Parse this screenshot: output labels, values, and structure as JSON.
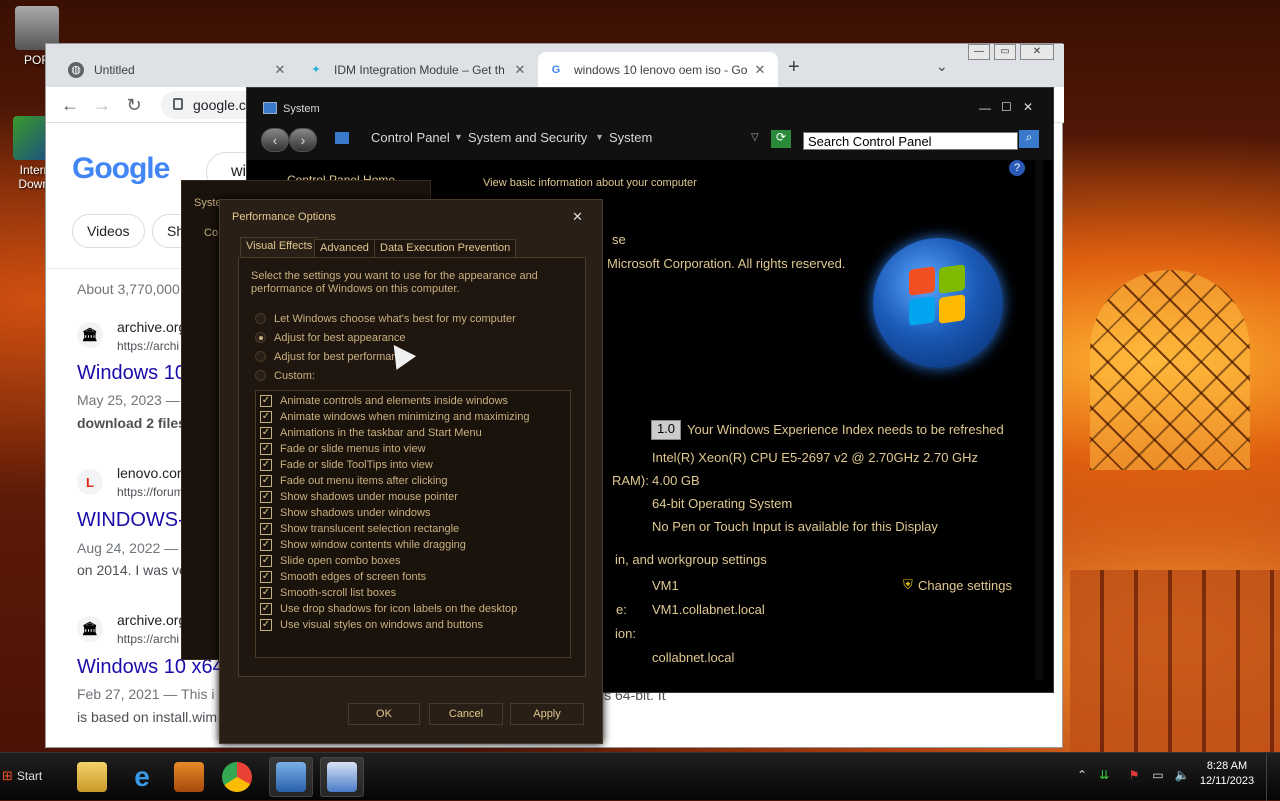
{
  "desktop": {
    "icons": [
      {
        "label": "POR"
      },
      {
        "label": "Intern Downl"
      }
    ]
  },
  "chrome": {
    "tabs": [
      {
        "label": "Untitled",
        "close": "✕"
      },
      {
        "label": "IDM Integration Module – Get th",
        "close": "✕"
      },
      {
        "label": "windows 10 lenovo oem iso - Go",
        "close": "✕"
      }
    ],
    "new_tab": "+",
    "tab_menu": "⌄",
    "window_controls": {
      "minimize": "—",
      "restore": "▭",
      "close": "✕"
    },
    "nav": {
      "back": "←",
      "forward": "→",
      "reload": "↻"
    },
    "address": "google.co",
    "page": {
      "logo": "Google",
      "search_fragment": "wi",
      "chips": [
        "Videos",
        "Sh"
      ],
      "result_count": "About 3,770,000",
      "results": [
        {
          "site": "archive.org",
          "url": "https://archi",
          "title": "Windows 10",
          "meta": "May 25, 2023 —",
          "snippet": "download 2 files"
        },
        {
          "site": "lenovo.com",
          "url": "https://forum",
          "title": "WINDOWS-",
          "meta": "Aug 24, 2022 —",
          "snippet": "on 2014. I was ve"
        },
        {
          "site": "archive.org",
          "url": "https://archi",
          "title": "Windows 10 x64",
          "meta": "Feb 27, 2021 — This i",
          "snippet": "is based on install.wim"
        }
      ],
      "snippet_tail": "is 64-bit. It"
    }
  },
  "system_window": {
    "title": "System",
    "controls": {
      "minimize": "—",
      "maximize": "☐",
      "close": "✕"
    },
    "breadcrumb": [
      "Control Panel",
      "System and Security",
      "System"
    ],
    "search_placeholder": "Search Control Panel",
    "help": "?",
    "sidebar_home": "Control Panel Home",
    "header_fragment": "View basic information about your computer",
    "edition_fragment": "se",
    "copyright_fragment": "Microsoft Corporation.  All rights reserved.",
    "wei_score": "1.0",
    "wei_text": "Your Windows Experience Index needs to be refreshed",
    "processor": "Intel(R) Xeon(R) CPU E5-2697 v2 @ 2.70GHz   2.70 GHz",
    "ram_label_fragment": "RAM):",
    "ram": "4.00 GB",
    "system_type": "64-bit Operating System",
    "pen_touch": "No Pen or Touch Input is available for this Display",
    "section_fragment": "in, and workgroup settings",
    "computer_name": "VM1",
    "change_settings": "Change settings",
    "full_name_fragment": "e:",
    "full_name": "VM1.collabnet.local",
    "desc_fragment": "ion:",
    "domain": "collabnet.local"
  },
  "sysprops": {
    "title_fragment": "Syste",
    "tab_fragment": "Co"
  },
  "perf": {
    "title": "Performance Options",
    "close": "✕",
    "tabs": [
      "Visual Effects",
      "Advanced",
      "Data Execution Prevention"
    ],
    "intro": "Select the settings you want to use for the appearance and performance of Windows on this computer.",
    "radios": [
      {
        "label": "Let Windows choose what's best for my computer",
        "on": false
      },
      {
        "label": "Adjust for best appearance",
        "on": true
      },
      {
        "label": "Adjust for best performance",
        "on": false
      },
      {
        "label": "Custom:",
        "on": false
      }
    ],
    "effects": [
      "Animate controls and elements inside windows",
      "Animate windows when minimizing and maximizing",
      "Animations in the taskbar and Start Menu",
      "Fade or slide menus into view",
      "Fade or slide ToolTips into view",
      "Fade out menu items after clicking",
      "Show shadows under mouse pointer",
      "Show shadows under windows",
      "Show translucent selection rectangle",
      "Show window contents while dragging",
      "Slide open combo boxes",
      "Smooth edges of screen fonts",
      "Smooth-scroll list boxes",
      "Use drop shadows for icon labels on the desktop",
      "Use visual styles on windows and buttons"
    ],
    "buttons": {
      "ok": "OK",
      "cancel": "Cancel",
      "apply": "Apply"
    }
  },
  "taskbar": {
    "start": "Start",
    "clock_time": "8:28 AM",
    "clock_date": "12/11/2023",
    "tray": [
      "⌃"
    ]
  },
  "colors": {
    "accent_text": "#e0c890",
    "link": "#1a0dab",
    "chrome_bg": "#dee1e6"
  }
}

* * * *

Would you set down the listing exactly, omitting pictures?

CORRECT RESPONSE
Parse this screenshot: output labels, values, and structure as JSON.
{
  "desktop": {
    "icons": [
      {
        "label": "POR"
      },
      {
        "label": "Intern Downl"
      }
    ]
  },
  "chrome": {
    "tabs": [
      {
        "label": "Untitled",
        "close": "✕"
      },
      {
        "label": "IDM Integration Module – Get th",
        "close": "✕"
      },
      {
        "label": "windows 10 lenovo oem iso - Go",
        "close": "✕"
      }
    ],
    "new_tab": "+",
    "tab_menu": "⌄",
    "window_controls": {
      "minimize": "—",
      "restore": "▭",
      "close": "✕"
    },
    "nav": {
      "back": "←",
      "forward": "→",
      "reload": "↻"
    },
    "address": "google.co",
    "page": {
      "logo": "Google",
      "search_fragment": "wi",
      "chips": [
        "Videos",
        "Sh"
      ],
      "result_count": "About 3,770,000",
      "results": [
        {
          "site": "archive.org",
          "url": "https://archi",
          "title": "Windows 10",
          "meta": "May 25, 2023 —",
          "snippet": "download 2 files"
        },
        {
          "site": "lenovo.com",
          "url": "https://forum",
          "title": "WINDOWS-",
          "meta": "Aug 24, 2022 —",
          "snippet": "on 2014. I was ve"
        },
        {
          "site": "archive.org",
          "url": "https://archi",
          "title": "Windows 10 x64",
          "meta": "Feb 27, 2021 — This i",
          "snippet": "is based on install.wim"
        }
      ],
      "snippet_tail": "is 64-bit. It"
    }
  },
  "system_window": {
    "title": "System",
    "controls": {
      "minimize": "—",
      "maximize": "☐",
      "close": "✕"
    },
    "breadcrumb": [
      "Control Panel",
      "System and Security",
      "System"
    ],
    "search_placeholder": "Search Control Panel",
    "help": "?",
    "sidebar_home": "Control Panel Home",
    "header_fragment": "View basic information about your computer",
    "edition_fragment": "se",
    "copyright_fragment": "Microsoft Corporation.  All rights reserved.",
    "wei_score": "1.0",
    "wei_text": "Your Windows Experience Index needs to be refreshed",
    "processor": "Intel(R) Xeon(R) CPU E5-2697 v2 @ 2.70GHz   2.70 GHz",
    "ram_label_fragment": "RAM):",
    "ram": "4.00 GB",
    "system_type": "64-bit Operating System",
    "pen_touch": "No Pen or Touch Input is available for this Display",
    "section_fragment": "in, and workgroup settings",
    "computer_name": "VM1",
    "change_settings": "Change settings",
    "full_name_fragment": "e:",
    "full_name": "VM1.collabnet.local",
    "desc_fragment": "ion:",
    "domain": "collabnet.local"
  },
  "sysprops": {
    "title_fragment": "Syste",
    "tab_fragment": "Co"
  },
  "perf": {
    "title": "Performance Options",
    "close": "✕",
    "tabs": [
      "Visual Effects",
      "Advanced",
      "Data Execution Prevention"
    ],
    "intro": "Select the settings you want to use for the appearance and performance of Windows on this computer.",
    "radios": [
      {
        "label": "Let Windows choose what's best for my computer",
        "on": false
      },
      {
        "label": "Adjust for best appearance",
        "on": true
      },
      {
        "label": "Adjust for best performance",
        "on": false
      },
      {
        "label": "Custom:",
        "on": false
      }
    ],
    "effects": [
      "Animate controls and elements inside windows",
      "Animate windows when minimizing and maximizing",
      "Animations in the taskbar and Start Menu",
      "Fade or slide menus into view",
      "Fade or slide ToolTips into view",
      "Fade out menu items after clicking",
      "Show shadows under mouse pointer",
      "Show shadows under windows",
      "Show translucent selection rectangle",
      "Show window contents while dragging",
      "Slide open combo boxes",
      "Smooth edges of screen fonts",
      "Smooth-scroll list boxes",
      "Use drop shadows for icon labels on the desktop",
      "Use visual styles on windows and buttons"
    ],
    "buttons": {
      "ok": "OK",
      "cancel": "Cancel",
      "apply": "Apply"
    }
  },
  "taskbar": {
    "start": "Start",
    "clock_time": "8:28 AM",
    "clock_date": "12/11/2023",
    "tray": [
      "⌃"
    ]
  },
  "colors": {
    "accent_text": "#e0c890",
    "link": "#1a0dab",
    "chrome_bg": "#dee1e6"
  }
}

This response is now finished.